- **RECORD LIST**
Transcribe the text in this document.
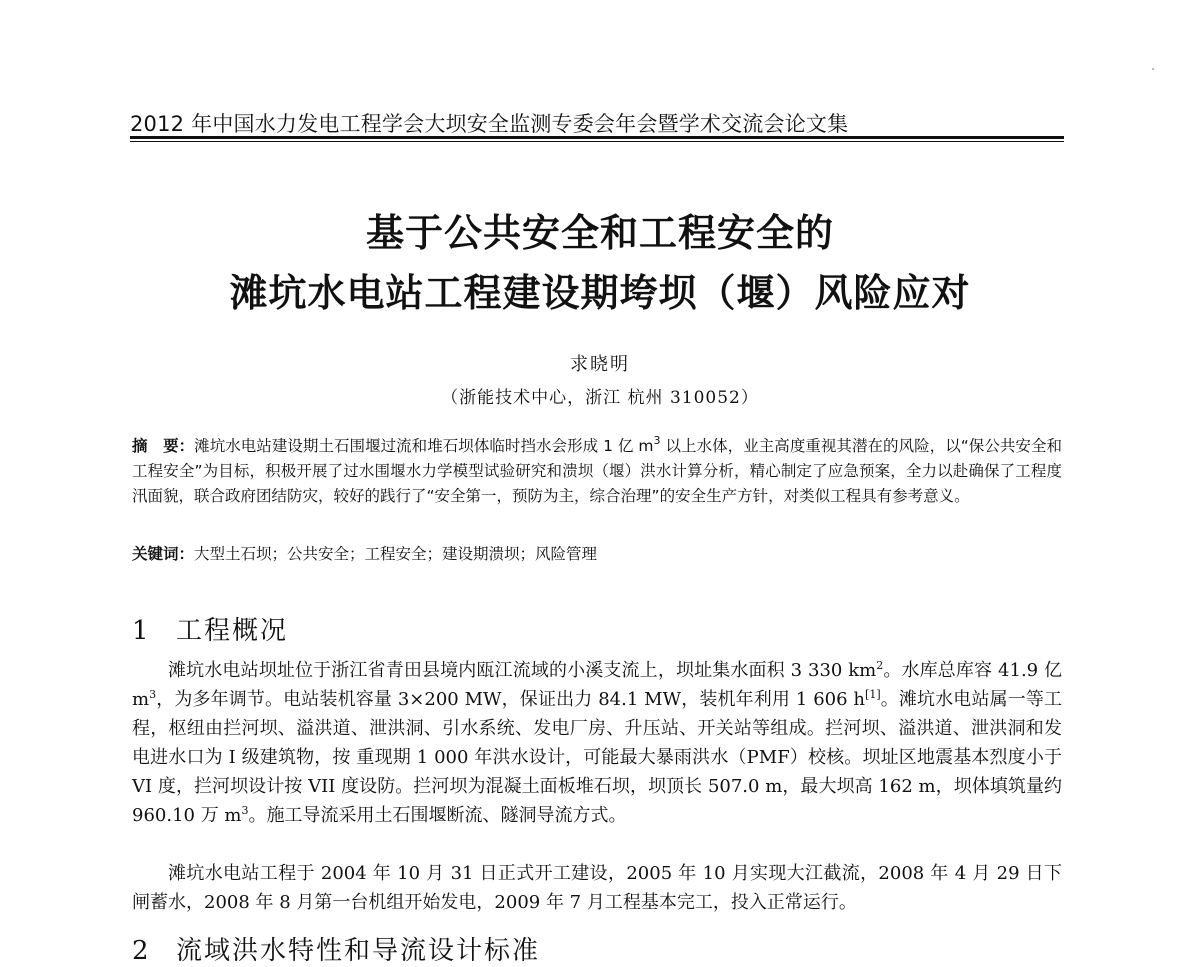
2012 年中国水力发电工程学会大坝安全监测专委会年会暨学术交流会论文集
基于公共安全和工程安全的
滩坑水电站工程建设期垮坝（堰）风险应对
求晓明
（浙能技术中心，浙江 杭州 310052）
摘　要：滩坑水电站建设期土石围堰过流和堆石坝体临时挡水会形成 1 亿 $m^3$ 以上水体，业主高度重视其潜在的风险，以“保公共安全和工程安全”为目标，积极开展了过水围堰水力学模型试验研究和溃坝（堰）洪水计算分析，精心制定了应急预案，全力以赴确保了工程度汛面貌，联合政府团结防灾，较好的践行了“安全第一，预防为主，综合治理”的安全生产方针，对类似工程具有参考意义。
关键词：大型土石坝；公共安全；工程安全；建设期溃坝；风险管理
1 工程概况

滩坑水电站坝址位于浙江省青田县境内瓯江流域的小溪支流上，坝址集水面积 3 330 $km^2$。水库总库容 41.9 亿 $m^3$，为多年调节。电站装机容量 3×200 MW，保证出力 84.1 MW，装机年利用 1 606 h[1]。滩坑水电站属一等工程，枢纽由拦河坝、溢洪道、泄洪洞、引水系统、发电厂房、升压站、开关站等组成。拦河坝、溢洪道、泄洪洞和发电进水口为 I 级建筑物，按 重现期 1 000 年洪水设计，可能最大暴雨洪水（PMF）校核。坝址区地震基本烈度小于 VI 度，拦河坝设计按 VII 度设防。拦河坝为混凝土面板堆石坝，坝顶长 507.0 m，最大坝高 162 m，坝体填筑量约 960.10 万 $m^3$。施工导流采用土石围堰断流、隧洞导流方式。

滩坑水电站工程于 2004 年 10 月 31 日正式开工建设，2005 年 10 月实现大江截流，2008 年 4 月 29 日下闸蓄水，2008 年 8 月第一台机组开始发电，2009 年 7 月工程基本完工，投入正常运行。

2 流域洪水特性和导流设计标准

- **GOAL**
Quote the preceding listing precisely and completely, omitting its images.

- **EXERCISE RESPONSE**
Transcribe the text in this document.
2012 年中国水力发电工程学会大坝安全监测专委会年会暨学术交流会论文集
基于公共安全和工程安全的
滩坑水电站工程建设期垮坝（堰）风险应对
求晓明
（浙能技术中心，浙江 杭州 310052）
摘　要：滩坑水电站建设期土石围堰过流和堆石坝体临时挡水会形成 1 亿 $m^3$ 以上水体，业主高度重视其潜在的风险，以“保公共安全和工程安全”为目标，积极开展了过水围堰水力学模型试验研究和溃坝（堰）洪水计算分析，精心制定了应急预案，全力以赴确保了工程度汛面貌，联合政府团结防灾，较好的践行了“安全第一，预防为主，综合治理”的安全生产方针，对类似工程具有参考意义。
关键词：大型土石坝；公共安全；工程安全；建设期溃坝；风险管理
1 工程概况

滩坑水电站坝址位于浙江省青田县境内瓯江流域的小溪支流上，坝址集水面积 3 330 $km^2$。水库总库容 41.9 亿 $m^3$，为多年调节。电站装机容量 3×200 MW，保证出力 84.1 MW，装机年利用 1 606 h[1]。滩坑水电站属一等工程，枢纽由拦河坝、溢洪道、泄洪洞、引水系统、发电厂房、升压站、开关站等组成。拦河坝、溢洪道、泄洪洞和发电进水口为 I 级建筑物，按 重现期 1 000 年洪水设计，可能最大暴雨洪水（PMF）校核。坝址区地震基本烈度小于 VI 度，拦河坝设计按 VII 度设防。拦河坝为混凝土面板堆石坝，坝顶长 507.0 m，最大坝高 162 m，坝体填筑量约 960.10 万 $m^3$。施工导流采用土石围堰断流、隧洞导流方式。

滩坑水电站工程于 2004 年 10 月 31 日正式开工建设，2005 年 10 月实现大江截流，2008 年 4 月 29 日下闸蓄水，2008 年 8 月第一台机组开始发电，2009 年 7 月工程基本完工，投入正常运行。

2 流域洪水特性和导流设计标准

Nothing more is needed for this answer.